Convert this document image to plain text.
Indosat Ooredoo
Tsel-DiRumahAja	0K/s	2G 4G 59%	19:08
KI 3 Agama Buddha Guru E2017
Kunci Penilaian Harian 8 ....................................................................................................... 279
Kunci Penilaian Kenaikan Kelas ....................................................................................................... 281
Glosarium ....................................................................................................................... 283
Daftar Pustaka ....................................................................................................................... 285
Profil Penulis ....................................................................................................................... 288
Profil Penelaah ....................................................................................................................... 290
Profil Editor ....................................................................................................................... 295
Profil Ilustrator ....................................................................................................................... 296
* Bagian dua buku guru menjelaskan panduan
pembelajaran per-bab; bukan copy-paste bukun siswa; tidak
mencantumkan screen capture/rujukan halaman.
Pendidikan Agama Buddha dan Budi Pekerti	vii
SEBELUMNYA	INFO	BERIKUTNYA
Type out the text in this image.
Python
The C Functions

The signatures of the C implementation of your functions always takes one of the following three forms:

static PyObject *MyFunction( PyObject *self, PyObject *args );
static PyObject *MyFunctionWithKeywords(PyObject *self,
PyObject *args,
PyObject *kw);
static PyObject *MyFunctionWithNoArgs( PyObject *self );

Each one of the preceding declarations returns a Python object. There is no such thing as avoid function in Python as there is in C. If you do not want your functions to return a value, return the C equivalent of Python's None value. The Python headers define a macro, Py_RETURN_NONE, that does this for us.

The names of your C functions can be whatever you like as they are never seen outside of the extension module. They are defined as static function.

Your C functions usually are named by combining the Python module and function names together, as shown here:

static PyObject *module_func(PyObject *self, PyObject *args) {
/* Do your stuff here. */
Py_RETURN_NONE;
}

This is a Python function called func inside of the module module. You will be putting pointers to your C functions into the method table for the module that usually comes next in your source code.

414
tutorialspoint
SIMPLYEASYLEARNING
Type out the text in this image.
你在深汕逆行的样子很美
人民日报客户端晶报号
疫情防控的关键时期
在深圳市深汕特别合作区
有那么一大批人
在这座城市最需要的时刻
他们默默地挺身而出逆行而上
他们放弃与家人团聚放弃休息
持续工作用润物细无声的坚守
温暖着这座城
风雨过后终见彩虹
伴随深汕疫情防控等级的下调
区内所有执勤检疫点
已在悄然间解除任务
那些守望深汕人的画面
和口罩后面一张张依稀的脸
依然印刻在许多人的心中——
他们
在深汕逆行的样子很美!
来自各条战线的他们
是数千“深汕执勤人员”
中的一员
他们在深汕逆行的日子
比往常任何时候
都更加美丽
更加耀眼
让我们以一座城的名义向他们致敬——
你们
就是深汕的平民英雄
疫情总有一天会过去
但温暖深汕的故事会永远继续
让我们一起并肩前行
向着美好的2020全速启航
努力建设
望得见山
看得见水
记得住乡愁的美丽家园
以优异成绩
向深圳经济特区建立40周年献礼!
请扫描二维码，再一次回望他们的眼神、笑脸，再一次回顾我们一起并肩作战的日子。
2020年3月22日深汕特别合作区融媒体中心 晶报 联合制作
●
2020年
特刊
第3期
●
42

■ What the exercise asks:
Check each line of the entries for the string "Agama". Copy the lines that have it.

■ Correct output:
KI 3 Agama Buddha Guru E2017
Pendidikan Agama Buddha dan Budi Pekerti	vii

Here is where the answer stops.